-- Begin Rows --

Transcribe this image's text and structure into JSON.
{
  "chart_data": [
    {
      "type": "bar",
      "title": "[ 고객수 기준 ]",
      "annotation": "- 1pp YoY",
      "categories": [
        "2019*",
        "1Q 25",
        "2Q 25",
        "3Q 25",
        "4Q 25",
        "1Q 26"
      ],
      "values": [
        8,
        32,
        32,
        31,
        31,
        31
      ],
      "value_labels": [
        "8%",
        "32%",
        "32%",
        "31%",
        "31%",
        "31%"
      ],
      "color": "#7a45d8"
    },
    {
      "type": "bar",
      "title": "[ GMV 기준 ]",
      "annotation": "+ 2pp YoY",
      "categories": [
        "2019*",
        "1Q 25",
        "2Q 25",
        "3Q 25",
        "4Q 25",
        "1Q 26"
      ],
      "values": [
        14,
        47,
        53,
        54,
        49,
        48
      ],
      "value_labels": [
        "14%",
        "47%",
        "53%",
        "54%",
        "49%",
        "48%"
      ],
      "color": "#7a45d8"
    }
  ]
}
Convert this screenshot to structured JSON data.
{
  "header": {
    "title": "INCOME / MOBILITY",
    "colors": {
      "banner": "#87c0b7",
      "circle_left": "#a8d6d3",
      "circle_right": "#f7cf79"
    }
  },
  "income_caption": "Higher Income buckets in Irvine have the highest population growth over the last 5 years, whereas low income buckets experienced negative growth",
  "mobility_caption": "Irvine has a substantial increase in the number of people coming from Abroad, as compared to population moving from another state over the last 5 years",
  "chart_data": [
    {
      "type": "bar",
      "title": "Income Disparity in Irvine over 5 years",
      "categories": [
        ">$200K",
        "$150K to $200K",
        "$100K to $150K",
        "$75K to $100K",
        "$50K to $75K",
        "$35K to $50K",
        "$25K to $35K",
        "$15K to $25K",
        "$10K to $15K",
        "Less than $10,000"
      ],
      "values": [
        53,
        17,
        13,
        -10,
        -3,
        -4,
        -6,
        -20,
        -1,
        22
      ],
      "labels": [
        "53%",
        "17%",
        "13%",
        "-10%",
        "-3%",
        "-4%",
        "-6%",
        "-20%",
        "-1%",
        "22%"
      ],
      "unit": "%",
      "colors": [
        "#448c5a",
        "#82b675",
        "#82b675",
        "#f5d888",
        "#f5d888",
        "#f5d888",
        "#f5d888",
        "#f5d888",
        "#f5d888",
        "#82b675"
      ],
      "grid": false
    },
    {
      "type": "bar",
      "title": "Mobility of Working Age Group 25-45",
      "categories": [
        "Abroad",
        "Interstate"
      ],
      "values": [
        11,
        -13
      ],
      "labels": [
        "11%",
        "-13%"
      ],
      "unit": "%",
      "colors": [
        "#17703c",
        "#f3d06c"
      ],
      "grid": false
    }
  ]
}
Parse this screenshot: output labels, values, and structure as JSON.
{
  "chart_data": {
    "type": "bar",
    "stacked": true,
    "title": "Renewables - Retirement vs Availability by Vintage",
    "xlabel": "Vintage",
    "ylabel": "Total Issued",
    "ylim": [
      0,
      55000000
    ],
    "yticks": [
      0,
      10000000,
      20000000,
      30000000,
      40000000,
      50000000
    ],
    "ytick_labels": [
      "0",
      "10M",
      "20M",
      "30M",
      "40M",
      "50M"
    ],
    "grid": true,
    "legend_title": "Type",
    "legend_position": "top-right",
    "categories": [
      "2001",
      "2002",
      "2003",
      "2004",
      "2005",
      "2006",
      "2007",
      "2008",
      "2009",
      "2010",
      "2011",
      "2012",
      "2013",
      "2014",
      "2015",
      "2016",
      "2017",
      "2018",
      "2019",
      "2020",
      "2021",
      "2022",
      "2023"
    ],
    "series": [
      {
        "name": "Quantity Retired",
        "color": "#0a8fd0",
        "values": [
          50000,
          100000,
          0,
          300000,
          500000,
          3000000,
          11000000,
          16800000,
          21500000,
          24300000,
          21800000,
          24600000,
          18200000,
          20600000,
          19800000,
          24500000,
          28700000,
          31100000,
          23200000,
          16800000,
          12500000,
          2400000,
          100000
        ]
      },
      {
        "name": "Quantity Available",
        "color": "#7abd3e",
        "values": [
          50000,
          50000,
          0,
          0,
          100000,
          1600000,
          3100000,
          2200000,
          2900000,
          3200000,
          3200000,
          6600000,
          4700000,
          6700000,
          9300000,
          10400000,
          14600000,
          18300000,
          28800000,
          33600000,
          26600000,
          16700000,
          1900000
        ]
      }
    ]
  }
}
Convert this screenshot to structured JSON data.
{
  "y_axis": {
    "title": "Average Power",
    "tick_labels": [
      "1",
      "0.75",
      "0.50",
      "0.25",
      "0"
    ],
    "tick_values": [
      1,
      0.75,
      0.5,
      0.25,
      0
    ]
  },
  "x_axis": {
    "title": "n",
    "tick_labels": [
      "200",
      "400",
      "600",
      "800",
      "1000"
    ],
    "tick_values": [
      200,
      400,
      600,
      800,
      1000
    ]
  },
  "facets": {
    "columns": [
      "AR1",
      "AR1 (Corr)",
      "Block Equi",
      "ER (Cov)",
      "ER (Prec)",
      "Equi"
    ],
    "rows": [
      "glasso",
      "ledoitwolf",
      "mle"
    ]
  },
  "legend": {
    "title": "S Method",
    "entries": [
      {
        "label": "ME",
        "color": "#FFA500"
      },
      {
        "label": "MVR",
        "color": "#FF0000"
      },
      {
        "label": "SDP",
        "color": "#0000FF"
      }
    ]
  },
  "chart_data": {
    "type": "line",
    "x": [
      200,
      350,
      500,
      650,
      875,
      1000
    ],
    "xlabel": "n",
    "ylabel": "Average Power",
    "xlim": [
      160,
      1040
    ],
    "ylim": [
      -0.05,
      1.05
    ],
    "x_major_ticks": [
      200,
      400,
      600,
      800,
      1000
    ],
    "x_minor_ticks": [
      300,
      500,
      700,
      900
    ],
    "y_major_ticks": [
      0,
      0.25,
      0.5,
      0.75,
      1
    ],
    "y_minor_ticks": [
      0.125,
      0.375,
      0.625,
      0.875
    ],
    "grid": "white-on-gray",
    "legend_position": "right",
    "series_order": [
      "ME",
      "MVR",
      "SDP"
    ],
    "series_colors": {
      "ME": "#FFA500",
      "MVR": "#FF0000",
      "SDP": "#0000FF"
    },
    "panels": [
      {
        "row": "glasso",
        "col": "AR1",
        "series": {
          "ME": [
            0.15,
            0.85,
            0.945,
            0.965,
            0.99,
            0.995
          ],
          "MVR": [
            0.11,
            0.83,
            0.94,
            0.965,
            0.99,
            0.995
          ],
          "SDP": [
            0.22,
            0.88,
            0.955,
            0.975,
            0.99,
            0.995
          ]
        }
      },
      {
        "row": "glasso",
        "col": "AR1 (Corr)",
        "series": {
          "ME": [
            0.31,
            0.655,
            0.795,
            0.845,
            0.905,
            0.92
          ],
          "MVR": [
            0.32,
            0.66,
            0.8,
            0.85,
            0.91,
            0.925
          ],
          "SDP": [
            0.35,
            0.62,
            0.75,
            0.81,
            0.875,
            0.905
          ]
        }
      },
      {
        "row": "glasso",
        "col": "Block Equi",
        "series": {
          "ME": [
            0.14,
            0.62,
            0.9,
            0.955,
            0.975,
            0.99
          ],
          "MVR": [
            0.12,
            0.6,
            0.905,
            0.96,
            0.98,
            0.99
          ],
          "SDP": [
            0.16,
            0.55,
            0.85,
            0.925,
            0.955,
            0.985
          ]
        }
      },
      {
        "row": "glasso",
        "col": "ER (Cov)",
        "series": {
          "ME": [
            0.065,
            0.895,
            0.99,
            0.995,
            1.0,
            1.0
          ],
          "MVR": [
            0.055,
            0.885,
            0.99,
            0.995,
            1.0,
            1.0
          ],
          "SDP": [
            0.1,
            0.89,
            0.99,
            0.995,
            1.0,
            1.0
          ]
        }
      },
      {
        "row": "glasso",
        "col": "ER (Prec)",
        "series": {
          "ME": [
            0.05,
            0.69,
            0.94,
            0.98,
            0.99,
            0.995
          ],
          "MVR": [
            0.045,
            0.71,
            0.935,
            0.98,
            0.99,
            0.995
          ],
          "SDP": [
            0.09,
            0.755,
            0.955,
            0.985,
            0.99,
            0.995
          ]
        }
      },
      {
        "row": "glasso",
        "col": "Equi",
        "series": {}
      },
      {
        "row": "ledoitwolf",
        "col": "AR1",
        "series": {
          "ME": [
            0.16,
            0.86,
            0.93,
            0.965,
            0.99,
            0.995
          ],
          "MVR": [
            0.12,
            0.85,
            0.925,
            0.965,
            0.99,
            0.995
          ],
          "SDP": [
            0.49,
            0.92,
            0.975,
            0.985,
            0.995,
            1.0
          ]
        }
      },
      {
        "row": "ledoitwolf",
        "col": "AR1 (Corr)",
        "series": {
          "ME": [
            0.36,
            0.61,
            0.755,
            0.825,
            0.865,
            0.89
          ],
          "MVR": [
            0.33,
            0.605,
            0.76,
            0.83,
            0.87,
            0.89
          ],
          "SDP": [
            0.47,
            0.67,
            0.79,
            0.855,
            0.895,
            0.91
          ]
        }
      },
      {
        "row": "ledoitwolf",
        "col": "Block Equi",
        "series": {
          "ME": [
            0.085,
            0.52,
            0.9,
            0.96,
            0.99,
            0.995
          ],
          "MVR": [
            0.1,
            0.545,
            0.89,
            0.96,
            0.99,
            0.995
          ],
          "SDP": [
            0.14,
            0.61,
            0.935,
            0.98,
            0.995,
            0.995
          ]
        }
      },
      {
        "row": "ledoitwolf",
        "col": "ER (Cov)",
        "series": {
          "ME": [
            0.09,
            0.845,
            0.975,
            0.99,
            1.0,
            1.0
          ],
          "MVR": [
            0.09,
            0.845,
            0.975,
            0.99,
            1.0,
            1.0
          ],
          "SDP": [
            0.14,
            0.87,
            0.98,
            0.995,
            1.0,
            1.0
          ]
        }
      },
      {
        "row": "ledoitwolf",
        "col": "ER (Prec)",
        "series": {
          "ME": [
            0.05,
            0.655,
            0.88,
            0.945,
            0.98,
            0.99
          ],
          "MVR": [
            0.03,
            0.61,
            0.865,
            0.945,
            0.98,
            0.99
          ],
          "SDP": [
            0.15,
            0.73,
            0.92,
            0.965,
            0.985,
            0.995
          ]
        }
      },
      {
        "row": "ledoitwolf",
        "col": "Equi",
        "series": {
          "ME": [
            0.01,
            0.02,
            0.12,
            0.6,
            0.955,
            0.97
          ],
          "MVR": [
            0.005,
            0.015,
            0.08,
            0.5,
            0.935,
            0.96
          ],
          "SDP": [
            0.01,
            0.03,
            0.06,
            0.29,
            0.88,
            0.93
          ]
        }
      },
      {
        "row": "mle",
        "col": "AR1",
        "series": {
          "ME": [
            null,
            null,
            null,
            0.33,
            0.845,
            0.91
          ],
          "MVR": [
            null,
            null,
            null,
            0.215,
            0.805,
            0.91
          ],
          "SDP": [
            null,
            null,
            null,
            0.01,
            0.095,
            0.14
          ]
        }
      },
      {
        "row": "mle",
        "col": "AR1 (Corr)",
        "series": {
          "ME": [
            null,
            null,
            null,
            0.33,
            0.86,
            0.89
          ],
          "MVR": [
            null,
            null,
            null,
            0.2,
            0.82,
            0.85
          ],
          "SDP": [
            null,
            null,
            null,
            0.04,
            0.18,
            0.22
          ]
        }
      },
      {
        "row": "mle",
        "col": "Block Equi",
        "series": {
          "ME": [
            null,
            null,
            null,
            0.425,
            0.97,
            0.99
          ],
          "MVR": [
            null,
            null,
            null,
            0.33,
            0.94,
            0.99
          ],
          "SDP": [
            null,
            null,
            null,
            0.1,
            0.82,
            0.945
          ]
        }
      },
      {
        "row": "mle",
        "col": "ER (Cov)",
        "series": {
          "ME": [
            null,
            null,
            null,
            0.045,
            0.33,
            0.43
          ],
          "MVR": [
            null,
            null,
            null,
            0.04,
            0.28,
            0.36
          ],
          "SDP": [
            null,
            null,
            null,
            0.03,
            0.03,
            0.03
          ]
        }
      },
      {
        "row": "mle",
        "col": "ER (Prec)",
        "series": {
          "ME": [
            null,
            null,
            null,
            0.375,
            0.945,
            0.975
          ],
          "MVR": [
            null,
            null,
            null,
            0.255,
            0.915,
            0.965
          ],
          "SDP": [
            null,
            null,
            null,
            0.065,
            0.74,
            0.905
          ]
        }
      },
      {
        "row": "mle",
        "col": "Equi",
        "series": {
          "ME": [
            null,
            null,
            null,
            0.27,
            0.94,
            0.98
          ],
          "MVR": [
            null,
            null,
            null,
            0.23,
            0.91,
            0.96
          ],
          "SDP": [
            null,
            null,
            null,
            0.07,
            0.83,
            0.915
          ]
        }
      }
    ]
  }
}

-- End Rows --

Short problem:
Show every line that contains the word "Average".

Task response:
    "title": "Average Power",
    "ylabel": "Average Power",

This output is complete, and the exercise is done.